━━━━━ DATASET CONTENT ━━━━━

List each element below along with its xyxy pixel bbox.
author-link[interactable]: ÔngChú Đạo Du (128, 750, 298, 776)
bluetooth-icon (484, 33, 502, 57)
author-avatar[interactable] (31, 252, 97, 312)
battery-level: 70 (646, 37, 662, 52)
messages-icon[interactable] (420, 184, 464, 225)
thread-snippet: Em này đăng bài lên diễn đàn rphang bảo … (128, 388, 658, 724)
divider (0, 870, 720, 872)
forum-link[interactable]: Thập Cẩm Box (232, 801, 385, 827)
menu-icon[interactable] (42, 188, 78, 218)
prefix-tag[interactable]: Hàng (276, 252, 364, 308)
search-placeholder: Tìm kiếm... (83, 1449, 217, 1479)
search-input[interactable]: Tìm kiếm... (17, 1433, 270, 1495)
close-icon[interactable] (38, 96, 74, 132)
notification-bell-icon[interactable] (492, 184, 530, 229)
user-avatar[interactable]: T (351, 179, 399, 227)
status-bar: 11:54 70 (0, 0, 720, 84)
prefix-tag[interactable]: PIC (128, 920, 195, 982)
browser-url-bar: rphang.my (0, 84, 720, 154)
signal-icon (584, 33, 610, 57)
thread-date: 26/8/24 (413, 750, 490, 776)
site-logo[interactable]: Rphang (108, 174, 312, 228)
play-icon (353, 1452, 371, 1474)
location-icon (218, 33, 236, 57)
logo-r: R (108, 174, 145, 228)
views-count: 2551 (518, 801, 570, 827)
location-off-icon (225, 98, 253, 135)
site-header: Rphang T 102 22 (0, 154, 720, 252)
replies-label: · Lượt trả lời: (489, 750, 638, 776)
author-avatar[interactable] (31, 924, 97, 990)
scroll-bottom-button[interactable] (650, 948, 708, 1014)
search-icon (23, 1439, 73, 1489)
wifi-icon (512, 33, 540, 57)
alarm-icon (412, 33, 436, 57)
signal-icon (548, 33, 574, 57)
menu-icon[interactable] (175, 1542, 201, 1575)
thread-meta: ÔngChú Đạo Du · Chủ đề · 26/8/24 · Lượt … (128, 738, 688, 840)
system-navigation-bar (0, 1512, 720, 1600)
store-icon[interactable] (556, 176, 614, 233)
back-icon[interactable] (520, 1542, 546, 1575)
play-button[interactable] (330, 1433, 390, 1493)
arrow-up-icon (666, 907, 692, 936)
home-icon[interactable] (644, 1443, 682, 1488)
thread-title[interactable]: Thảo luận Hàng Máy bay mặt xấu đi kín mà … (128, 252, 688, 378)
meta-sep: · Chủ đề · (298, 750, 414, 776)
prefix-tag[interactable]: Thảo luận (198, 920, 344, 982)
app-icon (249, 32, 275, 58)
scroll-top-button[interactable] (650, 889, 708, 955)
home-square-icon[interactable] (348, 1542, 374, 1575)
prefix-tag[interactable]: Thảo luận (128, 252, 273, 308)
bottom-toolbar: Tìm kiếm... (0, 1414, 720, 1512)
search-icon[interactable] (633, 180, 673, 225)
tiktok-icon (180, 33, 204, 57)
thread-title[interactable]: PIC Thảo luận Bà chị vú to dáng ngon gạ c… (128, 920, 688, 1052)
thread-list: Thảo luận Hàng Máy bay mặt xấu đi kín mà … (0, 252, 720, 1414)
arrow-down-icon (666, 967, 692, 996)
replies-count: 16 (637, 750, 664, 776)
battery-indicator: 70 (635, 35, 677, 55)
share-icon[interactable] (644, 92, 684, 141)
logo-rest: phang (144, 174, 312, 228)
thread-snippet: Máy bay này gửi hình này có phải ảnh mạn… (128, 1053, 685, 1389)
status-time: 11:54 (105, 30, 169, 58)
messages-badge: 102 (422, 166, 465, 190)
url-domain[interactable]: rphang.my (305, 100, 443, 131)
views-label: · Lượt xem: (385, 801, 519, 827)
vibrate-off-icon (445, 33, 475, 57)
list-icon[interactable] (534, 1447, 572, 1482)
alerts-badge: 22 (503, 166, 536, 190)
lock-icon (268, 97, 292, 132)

━━━━━
━━━━━ DATASET CONTENT ━━━━━

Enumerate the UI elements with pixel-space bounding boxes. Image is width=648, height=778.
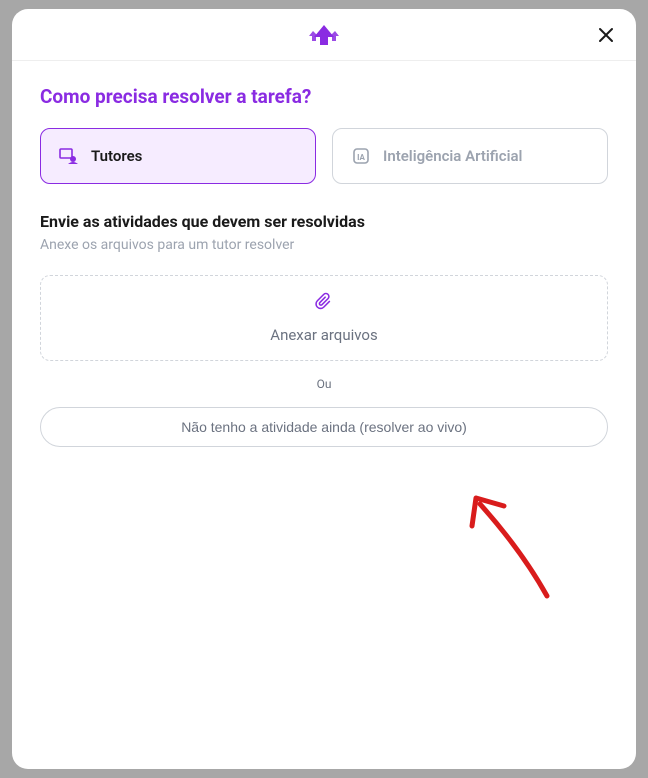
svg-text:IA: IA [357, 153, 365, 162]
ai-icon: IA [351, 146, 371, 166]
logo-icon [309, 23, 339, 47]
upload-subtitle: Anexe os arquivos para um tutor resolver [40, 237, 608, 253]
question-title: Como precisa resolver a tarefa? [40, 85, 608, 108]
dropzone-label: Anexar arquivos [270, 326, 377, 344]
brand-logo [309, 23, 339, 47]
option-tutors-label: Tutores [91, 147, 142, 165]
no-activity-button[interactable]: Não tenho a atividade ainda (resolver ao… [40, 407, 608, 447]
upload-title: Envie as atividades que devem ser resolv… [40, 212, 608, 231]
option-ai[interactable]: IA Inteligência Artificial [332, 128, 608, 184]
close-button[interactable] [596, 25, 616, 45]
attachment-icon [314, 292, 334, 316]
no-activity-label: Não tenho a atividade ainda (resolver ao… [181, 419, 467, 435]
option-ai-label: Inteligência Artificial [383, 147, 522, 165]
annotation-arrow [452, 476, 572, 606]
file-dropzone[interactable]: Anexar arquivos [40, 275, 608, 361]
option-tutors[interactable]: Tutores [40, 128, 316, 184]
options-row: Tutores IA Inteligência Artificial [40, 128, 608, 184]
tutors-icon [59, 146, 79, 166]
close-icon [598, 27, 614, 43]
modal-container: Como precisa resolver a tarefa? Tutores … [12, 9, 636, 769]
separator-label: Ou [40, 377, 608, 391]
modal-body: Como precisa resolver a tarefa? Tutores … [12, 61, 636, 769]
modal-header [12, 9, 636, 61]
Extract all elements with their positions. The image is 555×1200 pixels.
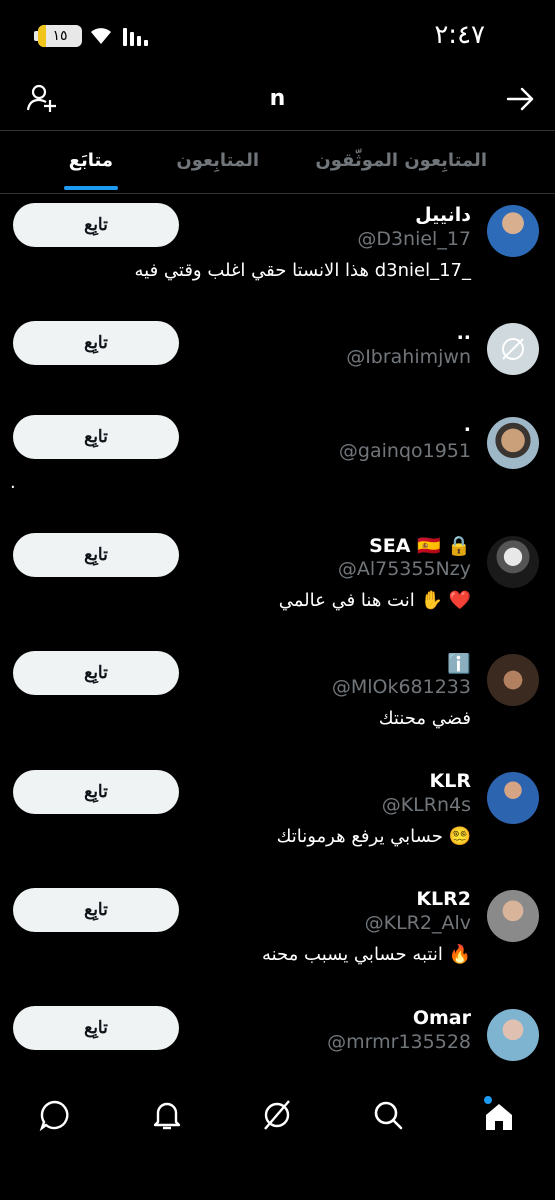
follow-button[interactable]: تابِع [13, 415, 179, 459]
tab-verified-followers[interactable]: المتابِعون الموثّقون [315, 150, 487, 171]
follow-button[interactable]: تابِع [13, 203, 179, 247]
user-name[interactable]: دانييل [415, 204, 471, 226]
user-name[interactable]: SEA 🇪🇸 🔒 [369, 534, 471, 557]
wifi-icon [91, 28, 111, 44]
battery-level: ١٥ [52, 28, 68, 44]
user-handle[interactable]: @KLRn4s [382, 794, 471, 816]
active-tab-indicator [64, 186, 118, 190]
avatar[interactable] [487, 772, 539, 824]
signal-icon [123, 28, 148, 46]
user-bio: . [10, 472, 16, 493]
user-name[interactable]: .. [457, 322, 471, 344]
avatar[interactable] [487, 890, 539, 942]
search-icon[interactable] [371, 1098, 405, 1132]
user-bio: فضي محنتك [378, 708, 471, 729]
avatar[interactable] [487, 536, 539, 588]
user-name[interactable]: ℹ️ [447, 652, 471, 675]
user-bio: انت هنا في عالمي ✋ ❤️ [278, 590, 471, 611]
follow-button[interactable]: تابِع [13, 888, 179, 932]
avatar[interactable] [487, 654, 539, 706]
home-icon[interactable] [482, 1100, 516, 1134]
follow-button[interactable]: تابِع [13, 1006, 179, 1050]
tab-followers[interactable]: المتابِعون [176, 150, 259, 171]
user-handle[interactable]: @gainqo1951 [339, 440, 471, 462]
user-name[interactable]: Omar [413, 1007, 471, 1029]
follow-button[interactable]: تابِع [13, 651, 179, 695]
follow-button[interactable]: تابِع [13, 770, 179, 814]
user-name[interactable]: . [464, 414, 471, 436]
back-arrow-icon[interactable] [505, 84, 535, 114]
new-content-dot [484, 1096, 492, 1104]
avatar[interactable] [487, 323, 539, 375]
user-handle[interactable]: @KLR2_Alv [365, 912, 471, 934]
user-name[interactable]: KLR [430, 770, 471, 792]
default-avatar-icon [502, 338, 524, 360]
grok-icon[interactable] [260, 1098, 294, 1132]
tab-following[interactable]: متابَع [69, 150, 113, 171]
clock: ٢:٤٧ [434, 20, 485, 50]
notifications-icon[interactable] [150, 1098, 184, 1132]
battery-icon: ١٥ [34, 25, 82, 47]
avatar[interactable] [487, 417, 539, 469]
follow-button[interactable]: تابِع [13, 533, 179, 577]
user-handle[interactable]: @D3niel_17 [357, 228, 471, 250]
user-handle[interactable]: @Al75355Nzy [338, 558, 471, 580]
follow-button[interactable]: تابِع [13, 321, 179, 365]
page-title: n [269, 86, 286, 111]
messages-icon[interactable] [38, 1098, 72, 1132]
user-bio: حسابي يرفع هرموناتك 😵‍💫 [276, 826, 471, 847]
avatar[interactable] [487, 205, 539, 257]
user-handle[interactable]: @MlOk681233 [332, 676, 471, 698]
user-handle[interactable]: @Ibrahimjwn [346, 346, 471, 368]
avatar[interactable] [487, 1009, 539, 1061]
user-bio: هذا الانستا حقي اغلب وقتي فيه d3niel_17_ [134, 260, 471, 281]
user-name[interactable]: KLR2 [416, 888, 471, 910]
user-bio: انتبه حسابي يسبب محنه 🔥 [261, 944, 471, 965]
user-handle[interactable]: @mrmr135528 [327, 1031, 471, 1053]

━━━━━

EXERCISE PROMPT:
Retype the lines of the listing from the one containing "follow-button[interactable]: تابِع [13, 415, 179, 459]" through the one containing "user-handle[interactable]: @KLRn4s [382, 794, 471, 816]", inclusive, keeping each line unchanged.

FINISHED ANSWER:
follow-button[interactable]: تابِع [13, 415, 179, 459]
tab-verified-followers[interactable]: المتابِعون الموثّقون [315, 150, 487, 171]
follow-button[interactable]: تابِع [13, 203, 179, 247]
user-name[interactable]: دانييل [415, 204, 471, 226]
user-name[interactable]: SEA 🇪🇸 🔒 [369, 534, 471, 557]
wifi-icon [91, 28, 111, 44]
battery-level: ١٥ [52, 28, 68, 44]
user-handle[interactable]: @KLRn4s [382, 794, 471, 816]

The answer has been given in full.